● Required task: From the listing, collect all lines containing the word "know".

Some records:

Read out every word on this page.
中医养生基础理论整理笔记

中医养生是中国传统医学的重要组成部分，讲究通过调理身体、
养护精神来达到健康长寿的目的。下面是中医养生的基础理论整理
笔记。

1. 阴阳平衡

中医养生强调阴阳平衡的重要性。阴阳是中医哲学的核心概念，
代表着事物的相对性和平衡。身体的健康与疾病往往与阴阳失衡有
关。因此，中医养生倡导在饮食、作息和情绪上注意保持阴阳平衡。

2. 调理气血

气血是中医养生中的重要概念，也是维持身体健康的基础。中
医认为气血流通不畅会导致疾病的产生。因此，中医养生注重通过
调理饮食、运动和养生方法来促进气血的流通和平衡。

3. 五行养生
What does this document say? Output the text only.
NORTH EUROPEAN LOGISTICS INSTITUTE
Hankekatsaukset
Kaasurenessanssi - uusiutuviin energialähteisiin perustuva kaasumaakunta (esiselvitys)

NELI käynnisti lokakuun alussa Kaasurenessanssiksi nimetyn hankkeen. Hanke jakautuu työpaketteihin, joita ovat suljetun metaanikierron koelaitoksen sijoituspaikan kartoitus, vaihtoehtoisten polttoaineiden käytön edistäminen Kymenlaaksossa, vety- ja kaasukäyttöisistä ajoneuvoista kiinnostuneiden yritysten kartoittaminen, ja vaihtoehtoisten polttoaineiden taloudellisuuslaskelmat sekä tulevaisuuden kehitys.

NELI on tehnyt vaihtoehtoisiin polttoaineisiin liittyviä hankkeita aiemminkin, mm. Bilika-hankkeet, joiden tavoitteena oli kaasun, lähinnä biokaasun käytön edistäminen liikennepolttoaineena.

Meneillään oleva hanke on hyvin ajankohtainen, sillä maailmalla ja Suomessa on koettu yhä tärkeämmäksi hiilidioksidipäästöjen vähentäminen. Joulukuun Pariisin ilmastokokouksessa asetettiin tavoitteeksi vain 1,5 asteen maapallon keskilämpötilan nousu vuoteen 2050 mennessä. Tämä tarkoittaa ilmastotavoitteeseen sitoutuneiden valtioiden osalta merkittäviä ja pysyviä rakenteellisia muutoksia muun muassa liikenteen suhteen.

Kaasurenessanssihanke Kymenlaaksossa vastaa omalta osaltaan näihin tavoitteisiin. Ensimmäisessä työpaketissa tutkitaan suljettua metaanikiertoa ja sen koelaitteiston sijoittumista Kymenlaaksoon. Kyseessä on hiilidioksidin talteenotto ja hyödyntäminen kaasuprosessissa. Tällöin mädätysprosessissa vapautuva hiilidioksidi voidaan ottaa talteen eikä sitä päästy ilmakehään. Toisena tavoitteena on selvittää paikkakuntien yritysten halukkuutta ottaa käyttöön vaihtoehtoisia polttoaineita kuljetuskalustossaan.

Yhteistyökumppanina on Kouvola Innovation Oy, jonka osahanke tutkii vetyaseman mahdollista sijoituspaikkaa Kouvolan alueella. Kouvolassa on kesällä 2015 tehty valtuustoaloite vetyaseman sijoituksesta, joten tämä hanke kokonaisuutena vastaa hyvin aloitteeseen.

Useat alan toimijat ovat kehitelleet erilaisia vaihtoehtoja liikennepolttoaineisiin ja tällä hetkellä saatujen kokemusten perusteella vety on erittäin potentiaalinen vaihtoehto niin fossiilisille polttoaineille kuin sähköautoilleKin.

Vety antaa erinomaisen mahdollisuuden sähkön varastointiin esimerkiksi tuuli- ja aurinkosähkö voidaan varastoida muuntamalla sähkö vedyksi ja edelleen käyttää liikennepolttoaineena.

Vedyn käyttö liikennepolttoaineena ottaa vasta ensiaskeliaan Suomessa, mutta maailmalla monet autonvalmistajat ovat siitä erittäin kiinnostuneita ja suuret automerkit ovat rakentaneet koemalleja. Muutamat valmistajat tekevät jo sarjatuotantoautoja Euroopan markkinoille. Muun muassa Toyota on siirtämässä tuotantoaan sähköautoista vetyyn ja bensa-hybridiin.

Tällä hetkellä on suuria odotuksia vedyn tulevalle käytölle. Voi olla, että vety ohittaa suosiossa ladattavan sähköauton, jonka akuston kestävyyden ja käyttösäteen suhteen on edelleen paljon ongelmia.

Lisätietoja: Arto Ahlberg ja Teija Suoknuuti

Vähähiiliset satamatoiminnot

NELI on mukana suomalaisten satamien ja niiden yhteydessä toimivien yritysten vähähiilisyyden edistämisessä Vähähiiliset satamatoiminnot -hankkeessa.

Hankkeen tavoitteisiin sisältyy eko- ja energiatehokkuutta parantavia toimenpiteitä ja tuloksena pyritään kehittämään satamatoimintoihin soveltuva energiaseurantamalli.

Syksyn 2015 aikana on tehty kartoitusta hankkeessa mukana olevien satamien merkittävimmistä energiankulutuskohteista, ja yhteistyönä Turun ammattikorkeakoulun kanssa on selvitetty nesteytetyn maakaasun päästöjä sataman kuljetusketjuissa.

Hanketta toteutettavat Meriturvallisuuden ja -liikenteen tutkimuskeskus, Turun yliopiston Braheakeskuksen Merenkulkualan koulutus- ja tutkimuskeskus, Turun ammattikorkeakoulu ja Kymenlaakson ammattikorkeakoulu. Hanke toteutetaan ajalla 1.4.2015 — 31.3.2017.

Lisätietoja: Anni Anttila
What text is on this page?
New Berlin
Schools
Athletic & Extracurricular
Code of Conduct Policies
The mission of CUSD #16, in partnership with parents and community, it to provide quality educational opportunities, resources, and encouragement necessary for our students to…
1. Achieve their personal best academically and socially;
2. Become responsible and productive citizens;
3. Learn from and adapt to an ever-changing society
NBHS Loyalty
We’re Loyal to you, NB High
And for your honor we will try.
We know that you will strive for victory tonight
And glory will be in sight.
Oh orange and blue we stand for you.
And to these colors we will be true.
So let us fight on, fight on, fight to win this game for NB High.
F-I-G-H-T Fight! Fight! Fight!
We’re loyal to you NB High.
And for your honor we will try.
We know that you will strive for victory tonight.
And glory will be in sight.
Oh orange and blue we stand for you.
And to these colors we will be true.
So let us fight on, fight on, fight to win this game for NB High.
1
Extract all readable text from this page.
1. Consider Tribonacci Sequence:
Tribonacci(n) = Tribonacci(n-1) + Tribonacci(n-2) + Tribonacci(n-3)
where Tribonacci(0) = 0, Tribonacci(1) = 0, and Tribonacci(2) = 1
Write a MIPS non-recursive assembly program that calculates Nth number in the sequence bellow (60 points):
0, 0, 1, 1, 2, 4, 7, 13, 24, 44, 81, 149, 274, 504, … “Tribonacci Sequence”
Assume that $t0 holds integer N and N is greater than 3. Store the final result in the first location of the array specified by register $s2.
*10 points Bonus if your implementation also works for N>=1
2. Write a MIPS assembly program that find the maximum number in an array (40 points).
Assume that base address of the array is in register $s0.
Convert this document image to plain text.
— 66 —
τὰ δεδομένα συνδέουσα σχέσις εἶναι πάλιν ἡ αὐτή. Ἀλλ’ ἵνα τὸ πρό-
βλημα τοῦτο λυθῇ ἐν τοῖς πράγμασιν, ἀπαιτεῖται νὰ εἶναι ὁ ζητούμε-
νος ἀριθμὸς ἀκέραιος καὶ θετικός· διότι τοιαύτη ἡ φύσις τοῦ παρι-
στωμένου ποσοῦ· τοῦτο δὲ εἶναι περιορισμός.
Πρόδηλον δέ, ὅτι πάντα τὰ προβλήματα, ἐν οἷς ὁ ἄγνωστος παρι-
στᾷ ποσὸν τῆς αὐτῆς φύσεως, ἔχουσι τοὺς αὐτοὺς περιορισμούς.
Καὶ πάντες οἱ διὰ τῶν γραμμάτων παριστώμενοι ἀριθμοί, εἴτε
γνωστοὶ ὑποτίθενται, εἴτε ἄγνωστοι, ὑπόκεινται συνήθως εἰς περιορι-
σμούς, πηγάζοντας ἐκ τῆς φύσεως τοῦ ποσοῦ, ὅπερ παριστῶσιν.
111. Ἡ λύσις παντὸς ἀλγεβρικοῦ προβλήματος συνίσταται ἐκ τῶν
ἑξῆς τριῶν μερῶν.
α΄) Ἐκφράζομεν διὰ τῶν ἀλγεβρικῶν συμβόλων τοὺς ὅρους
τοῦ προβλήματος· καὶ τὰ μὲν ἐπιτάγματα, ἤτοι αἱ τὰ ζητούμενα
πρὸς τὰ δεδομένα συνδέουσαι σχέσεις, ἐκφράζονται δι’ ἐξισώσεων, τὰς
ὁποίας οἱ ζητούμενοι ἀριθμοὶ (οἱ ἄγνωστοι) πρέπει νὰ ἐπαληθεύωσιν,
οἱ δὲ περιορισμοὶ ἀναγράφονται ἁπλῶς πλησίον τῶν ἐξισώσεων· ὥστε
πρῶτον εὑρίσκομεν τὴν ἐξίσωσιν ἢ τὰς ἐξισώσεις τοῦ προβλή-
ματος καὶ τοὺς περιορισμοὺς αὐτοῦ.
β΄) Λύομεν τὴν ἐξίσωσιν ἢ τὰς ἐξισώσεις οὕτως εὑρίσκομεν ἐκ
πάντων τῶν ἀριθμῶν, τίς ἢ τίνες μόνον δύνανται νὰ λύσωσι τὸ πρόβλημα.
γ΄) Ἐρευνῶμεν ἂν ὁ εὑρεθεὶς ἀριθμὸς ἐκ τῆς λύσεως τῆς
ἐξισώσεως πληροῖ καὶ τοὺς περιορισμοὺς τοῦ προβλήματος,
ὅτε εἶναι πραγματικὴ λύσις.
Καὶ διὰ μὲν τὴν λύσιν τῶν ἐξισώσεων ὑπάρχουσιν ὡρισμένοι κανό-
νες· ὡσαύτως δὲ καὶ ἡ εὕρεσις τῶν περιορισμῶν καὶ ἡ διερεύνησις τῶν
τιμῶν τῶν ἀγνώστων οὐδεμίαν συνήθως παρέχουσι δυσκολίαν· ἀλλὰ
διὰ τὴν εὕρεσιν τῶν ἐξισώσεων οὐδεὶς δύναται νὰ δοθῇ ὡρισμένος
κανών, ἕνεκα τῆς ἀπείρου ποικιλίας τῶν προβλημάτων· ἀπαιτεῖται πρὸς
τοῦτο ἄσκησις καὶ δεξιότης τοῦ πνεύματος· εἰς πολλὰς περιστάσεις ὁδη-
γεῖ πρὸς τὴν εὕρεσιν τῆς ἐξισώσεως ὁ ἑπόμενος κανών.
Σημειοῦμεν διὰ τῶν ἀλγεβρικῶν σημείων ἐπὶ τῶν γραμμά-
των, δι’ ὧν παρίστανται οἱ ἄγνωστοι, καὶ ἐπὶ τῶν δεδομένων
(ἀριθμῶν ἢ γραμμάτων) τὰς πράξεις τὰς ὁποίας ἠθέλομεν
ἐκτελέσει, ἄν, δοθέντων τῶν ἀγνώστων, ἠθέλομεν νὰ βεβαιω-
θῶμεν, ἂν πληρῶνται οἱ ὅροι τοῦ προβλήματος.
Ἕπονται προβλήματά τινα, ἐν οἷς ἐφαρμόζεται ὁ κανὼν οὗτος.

● Written solution:
We know that you will strive for victory tonight
We know that you will strive for victory tonight.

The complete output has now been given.